-- Problem description --
Track down the lines that contain "text" and copy them.
################
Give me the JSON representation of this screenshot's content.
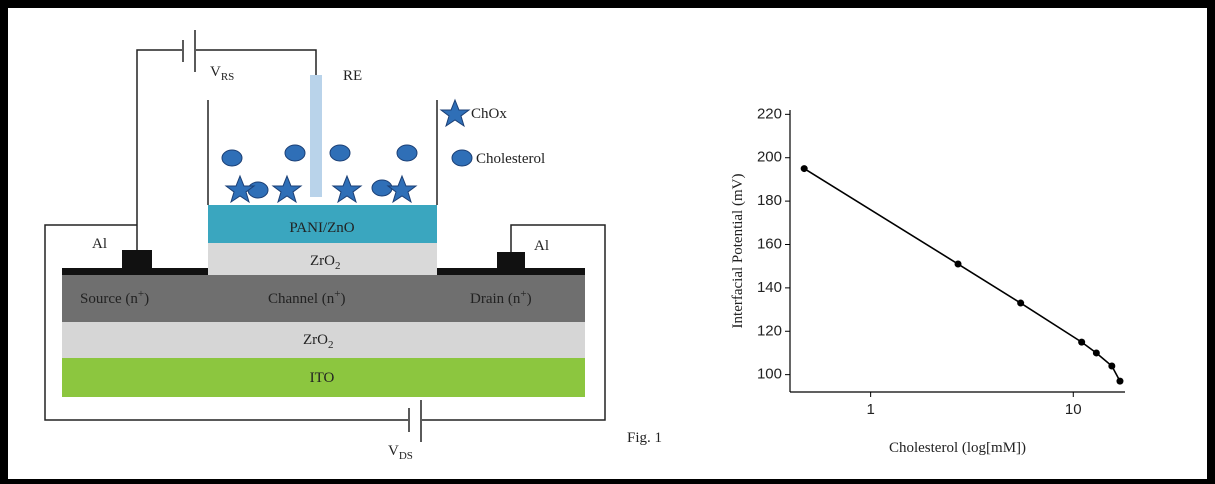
{
  "diagram": {
    "vrs": {
      "text": "V",
      "sub": "RS"
    },
    "re": "RE",
    "legend": {
      "chox": "ChOx",
      "cholesterol": "Cholesterol"
    },
    "pani": "PANI/ZnO",
    "zro2_top": {
      "text": "ZrO",
      "sub": "2"
    },
    "al_left": "Al",
    "al_right": "Al",
    "source": {
      "text": "Source (n",
      "sup": "+",
      "tail": ")"
    },
    "channel": {
      "text": "Channel (n",
      "sup": "+",
      "tail": ")"
    },
    "drain": {
      "text": "Drain (n",
      "sup": "+",
      "tail": ")"
    },
    "zro2_bottom": {
      "text": "ZrO",
      "sub": "2"
    },
    "ito": "ITO",
    "vds": {
      "text": "V",
      "sub": "DS"
    },
    "caption": "Fig. 1"
  },
  "chart_data": {
    "type": "scatter-line",
    "x_label": "Cholesterol (log[mM])",
    "y_label": "Interfacial Potential (mV)",
    "x": [
      0.47,
      2.7,
      5.5,
      11,
      13,
      15.5,
      17
    ],
    "values": [
      195,
      151,
      133,
      115,
      110,
      104,
      97
    ],
    "color": "#000000",
    "xscale": "log",
    "xlim": [
      0.4,
      18
    ],
    "xticks": [
      1,
      10
    ],
    "ylim": [
      92,
      222
    ],
    "yticks": [
      100,
      120,
      140,
      160,
      180,
      200,
      220
    ]
  }
}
################
-- Result of this exercise --
      "text": "V",
      "text": "ZrO",
      "text": "Source (n",
      "text": "Channel (n",
      "text": "Drain (n",
      "text": "ZrO",
      "text": "V",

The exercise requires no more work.